Output the data below in full, byte for byte. Nothing may differ.

— Start RECORDS SUPPLIED —

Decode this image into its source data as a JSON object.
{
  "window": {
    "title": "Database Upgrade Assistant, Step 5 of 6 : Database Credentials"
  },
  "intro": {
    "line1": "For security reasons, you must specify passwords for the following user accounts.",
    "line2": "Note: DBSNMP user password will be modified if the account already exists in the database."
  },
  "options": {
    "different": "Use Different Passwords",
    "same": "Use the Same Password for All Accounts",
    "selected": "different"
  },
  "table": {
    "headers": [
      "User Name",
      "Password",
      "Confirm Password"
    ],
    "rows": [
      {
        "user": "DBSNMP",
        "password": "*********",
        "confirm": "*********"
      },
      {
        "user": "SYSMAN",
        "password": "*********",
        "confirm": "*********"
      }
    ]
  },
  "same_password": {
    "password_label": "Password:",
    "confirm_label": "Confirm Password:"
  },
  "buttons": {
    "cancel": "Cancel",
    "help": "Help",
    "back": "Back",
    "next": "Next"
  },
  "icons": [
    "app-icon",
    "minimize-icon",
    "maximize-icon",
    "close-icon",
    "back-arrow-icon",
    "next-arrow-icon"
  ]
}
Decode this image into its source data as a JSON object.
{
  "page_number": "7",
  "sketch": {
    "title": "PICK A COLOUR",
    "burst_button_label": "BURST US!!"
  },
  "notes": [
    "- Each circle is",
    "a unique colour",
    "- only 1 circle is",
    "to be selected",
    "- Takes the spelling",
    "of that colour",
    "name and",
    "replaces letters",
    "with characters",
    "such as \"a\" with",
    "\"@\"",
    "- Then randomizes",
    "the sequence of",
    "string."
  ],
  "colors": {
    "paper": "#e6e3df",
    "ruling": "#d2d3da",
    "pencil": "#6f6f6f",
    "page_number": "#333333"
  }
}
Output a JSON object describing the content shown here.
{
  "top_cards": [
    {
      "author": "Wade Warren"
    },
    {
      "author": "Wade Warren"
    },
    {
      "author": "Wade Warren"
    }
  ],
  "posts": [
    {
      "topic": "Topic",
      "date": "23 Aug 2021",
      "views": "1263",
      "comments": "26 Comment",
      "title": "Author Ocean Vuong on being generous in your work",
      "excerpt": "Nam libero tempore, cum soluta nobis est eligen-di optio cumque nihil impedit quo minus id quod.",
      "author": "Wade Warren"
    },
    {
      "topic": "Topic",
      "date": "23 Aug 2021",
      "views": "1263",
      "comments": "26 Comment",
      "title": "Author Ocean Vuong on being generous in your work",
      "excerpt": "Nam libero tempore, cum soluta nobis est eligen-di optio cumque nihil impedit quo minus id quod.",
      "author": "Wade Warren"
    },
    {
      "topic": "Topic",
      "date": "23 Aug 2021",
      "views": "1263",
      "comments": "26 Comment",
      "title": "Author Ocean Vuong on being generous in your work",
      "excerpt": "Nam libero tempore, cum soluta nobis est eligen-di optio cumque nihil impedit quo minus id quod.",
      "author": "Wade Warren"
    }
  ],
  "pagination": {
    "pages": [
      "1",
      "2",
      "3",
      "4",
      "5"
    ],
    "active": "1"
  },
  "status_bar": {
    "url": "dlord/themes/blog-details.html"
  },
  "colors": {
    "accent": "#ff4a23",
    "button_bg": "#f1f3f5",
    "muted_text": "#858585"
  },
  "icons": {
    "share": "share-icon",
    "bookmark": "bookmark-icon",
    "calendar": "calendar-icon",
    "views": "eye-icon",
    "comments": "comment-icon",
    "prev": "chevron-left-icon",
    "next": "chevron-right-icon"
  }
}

— End RECORDS SUPPLIED —

• TASK RESULT:
Decode this image into its source data as a JSON object.
{
  "window": {
    "title": "Database Upgrade Assistant, Step 5 of 6 : Database Credentials"
  },
  "intro": {
    "line1": "For security reasons, you must specify passwords for the following user accounts.",
    "line2": "Note: DBSNMP user password will be modified if the account already exists in the database."
  },
  "options": {
    "different": "Use Different Passwords",
    "same": "Use the Same Password for All Accounts",
    "selected": "different"
  },
  "table": {
    "headers": [
      "User Name",
      "Password",
      "Confirm Password"
    ],
    "rows": [
      {
        "user": "DBSNMP",
        "password": "*********",
        "confirm": "*********"
      },
      {
        "user": "SYSMAN",
        "password": "*********",
        "confirm": "*********"
      }
    ]
  },
  "same_password": {
    "password_label": "Password:",
    "confirm_label": "Confirm Password:"
  },
  "buttons": {
    "cancel": "Cancel",
    "help": "Help",
    "back": "Back",
    "next": "Next"
  },
  "icons": [
    "app-icon",
    "minimize-icon",
    "maximize-icon",
    "close-icon",
    "back-arrow-icon",
    "next-arrow-icon"
  ]
}
Decode this image into its source data as a JSON object.
{
  "page_number": "7",
  "sketch": {
    "title": "PICK A COLOUR",
    "burst_button_label": "BURST US!!"
  },
  "notes": [
    "- Each circle is",
    "a unique colour",
    "- only 1 circle is",
    "to be selected",
    "- Takes the spelling",
    "of that colour",
    "name and",
    "replaces letters",
    "with characters",
    "such as \"a\" with",
    "\"@\"",
    "- Then randomizes",
    "the sequence of",
    "string."
  ],
  "colors": {
    "paper": "#e6e3df",
    "ruling": "#d2d3da",
    "pencil": "#6f6f6f",
    "page_number": "#333333"
  }
}
Output a JSON object describing the content shown here.
{
  "top_cards": [
    {
      "author": "Wade Warren"
    },
    {
      "author": "Wade Warren"
    },
    {
      "author": "Wade Warren"
    }
  ],
  "posts": [
    {
      "topic": "Topic",
      "date": "23 Aug 2021",
      "views": "1263",
      "comments": "26 Comment",
      "title": "Author Ocean Vuong on being generous in your work",
      "excerpt": "Nam libero tempore, cum soluta nobis est eligen-di optio cumque nihil impedit quo minus id quod.",
      "author": "Wade Warren"
    },
    {
      "topic": "Topic",
      "date": "23 Aug 2021",
      "views": "1263",
      "comments": "26 Comment",
      "title": "Author Ocean Vuong on being generous in your work",
      "excerpt": "Nam libero tempore, cum soluta nobis est eligen-di optio cumque nihil impedit quo minus id quod.",
      "author": "Wade Warren"
    },
    {
      "topic": "Topic",
      "date": "23 Aug 2021",
      "views": "1263",
      "comments": "26 Comment",
      "title": "Author Ocean Vuong on being generous in your work",
      "excerpt": "Nam libero tempore, cum soluta nobis est eligen-di optio cumque nihil impedit quo minus id quod.",
      "author": "Wade Warren"
    }
  ],
  "pagination": {
    "pages": [
      "1",
      "2",
      "3",
      "4",
      "5"
    ],
    "active": "1"
  },
  "status_bar": {
    "url": "dlord/themes/blog-details.html"
  },
  "colors": {
    "accent": "#ff4a23",
    "button_bg": "#f1f3f5",
    "muted_text": "#858585"
  },
  "icons": {
    "share": "share-icon",
    "bookmark": "bookmark-icon",
    "calendar": "calendar-icon",
    "views": "eye-icon",
    "comments": "comment-icon",
    "prev": "chevron-left-icon",
    "next": "chevron-right-icon"
  }
}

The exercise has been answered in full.